Request —
Pick out each line of the records that includes the string "перегонными", and copy it.

Dataset rows:
+ + + +

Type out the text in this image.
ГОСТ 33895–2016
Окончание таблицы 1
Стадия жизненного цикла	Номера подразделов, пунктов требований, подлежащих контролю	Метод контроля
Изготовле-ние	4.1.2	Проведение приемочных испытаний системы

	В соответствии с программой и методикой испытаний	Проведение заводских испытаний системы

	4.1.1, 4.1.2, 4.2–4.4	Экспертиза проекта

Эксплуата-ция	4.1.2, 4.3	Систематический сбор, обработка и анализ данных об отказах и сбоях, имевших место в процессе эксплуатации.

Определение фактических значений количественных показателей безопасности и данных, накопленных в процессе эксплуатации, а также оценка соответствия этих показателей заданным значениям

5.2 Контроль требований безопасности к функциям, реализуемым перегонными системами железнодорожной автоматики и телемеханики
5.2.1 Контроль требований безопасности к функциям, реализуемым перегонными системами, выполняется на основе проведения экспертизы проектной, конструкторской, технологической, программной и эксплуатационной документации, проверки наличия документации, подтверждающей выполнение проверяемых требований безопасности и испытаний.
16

+ + + +

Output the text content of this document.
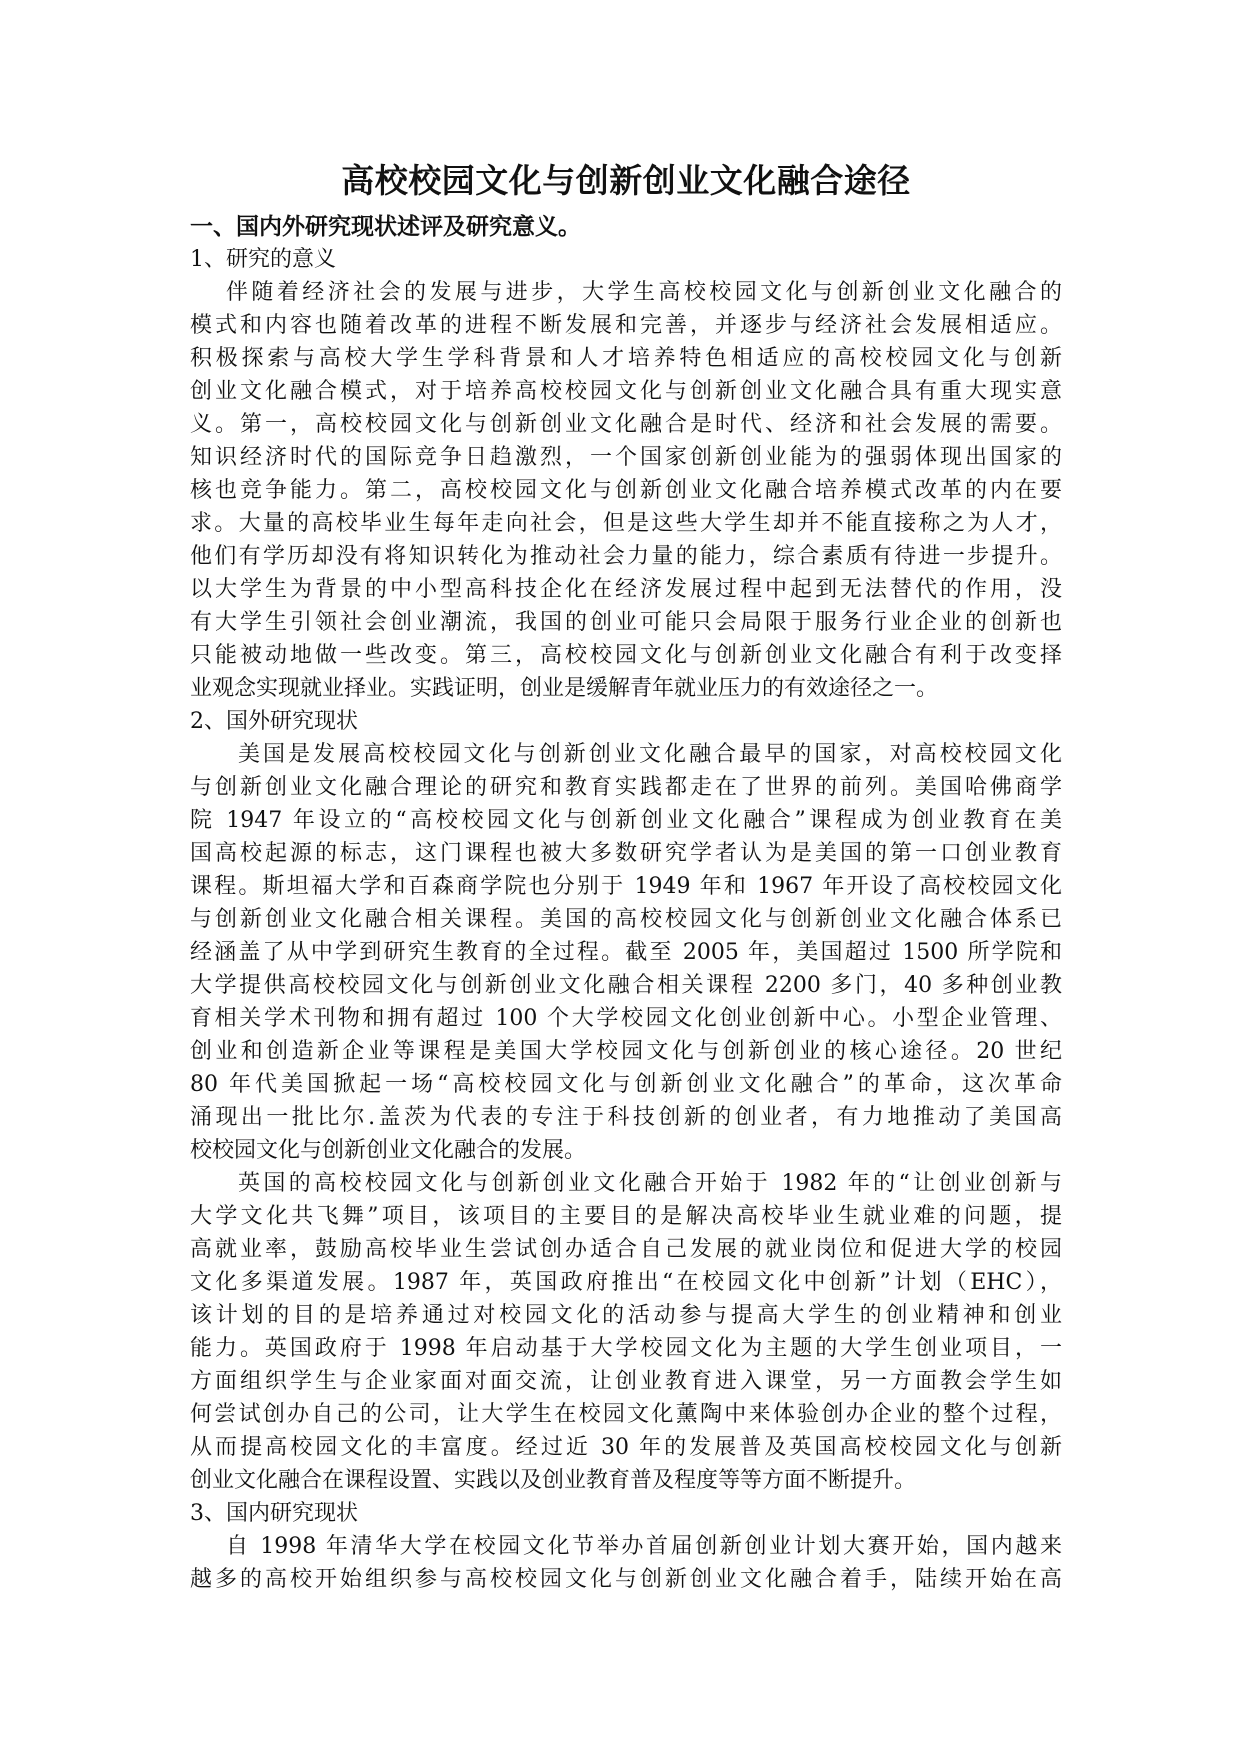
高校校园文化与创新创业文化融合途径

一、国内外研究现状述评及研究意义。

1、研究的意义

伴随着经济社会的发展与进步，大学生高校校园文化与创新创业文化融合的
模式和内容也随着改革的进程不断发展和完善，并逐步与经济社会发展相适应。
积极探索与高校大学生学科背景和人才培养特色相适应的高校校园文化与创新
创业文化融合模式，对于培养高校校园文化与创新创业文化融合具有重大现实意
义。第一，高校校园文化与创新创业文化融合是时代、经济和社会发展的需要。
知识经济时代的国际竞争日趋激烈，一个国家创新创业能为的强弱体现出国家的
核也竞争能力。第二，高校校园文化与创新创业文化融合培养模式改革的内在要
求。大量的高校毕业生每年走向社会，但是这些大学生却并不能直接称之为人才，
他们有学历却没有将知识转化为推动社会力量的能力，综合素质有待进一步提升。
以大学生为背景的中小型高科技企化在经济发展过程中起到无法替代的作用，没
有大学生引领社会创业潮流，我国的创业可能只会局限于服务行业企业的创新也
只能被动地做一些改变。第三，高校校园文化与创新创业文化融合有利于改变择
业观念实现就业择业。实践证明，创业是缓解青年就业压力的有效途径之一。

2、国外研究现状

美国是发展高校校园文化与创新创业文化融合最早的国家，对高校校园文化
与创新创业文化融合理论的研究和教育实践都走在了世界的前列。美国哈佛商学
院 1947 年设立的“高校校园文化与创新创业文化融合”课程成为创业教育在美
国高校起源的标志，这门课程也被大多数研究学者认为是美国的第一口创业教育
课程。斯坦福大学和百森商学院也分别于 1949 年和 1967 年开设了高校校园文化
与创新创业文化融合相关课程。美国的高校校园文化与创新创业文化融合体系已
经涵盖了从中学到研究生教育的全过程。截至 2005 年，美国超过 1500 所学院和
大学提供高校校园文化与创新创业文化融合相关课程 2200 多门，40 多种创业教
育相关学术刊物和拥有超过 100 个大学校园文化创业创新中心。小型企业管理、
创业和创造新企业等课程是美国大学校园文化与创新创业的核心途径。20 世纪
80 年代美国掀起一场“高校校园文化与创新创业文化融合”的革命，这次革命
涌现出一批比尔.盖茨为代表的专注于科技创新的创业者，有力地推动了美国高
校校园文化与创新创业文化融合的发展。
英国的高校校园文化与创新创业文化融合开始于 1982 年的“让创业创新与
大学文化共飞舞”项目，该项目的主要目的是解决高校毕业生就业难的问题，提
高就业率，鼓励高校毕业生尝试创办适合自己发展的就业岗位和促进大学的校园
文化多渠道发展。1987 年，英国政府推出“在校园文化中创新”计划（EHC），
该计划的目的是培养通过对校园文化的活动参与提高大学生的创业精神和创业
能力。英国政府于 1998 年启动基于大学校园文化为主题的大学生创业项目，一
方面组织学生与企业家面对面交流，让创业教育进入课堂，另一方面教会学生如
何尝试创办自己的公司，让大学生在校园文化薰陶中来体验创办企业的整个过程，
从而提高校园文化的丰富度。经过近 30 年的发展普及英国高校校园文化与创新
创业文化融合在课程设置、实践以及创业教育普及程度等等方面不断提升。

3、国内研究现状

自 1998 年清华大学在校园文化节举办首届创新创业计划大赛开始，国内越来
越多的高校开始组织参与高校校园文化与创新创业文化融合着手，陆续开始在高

+ + + +

Answer below —
5.2 Контроль требований безопасности к функциям, реализуемым перегонными системами железнодорожной автоматики и телемеханики
5.2.1 Контроль требований безопасности к функциям, реализуемым перегонными системами, выполняется на основе проведения экспертизы проектной, конструкторской, технологической, программной и эксплуатационной документации, проверки наличия документации, подтверждающей выполнение проверяемых требований безопасности и испытаний.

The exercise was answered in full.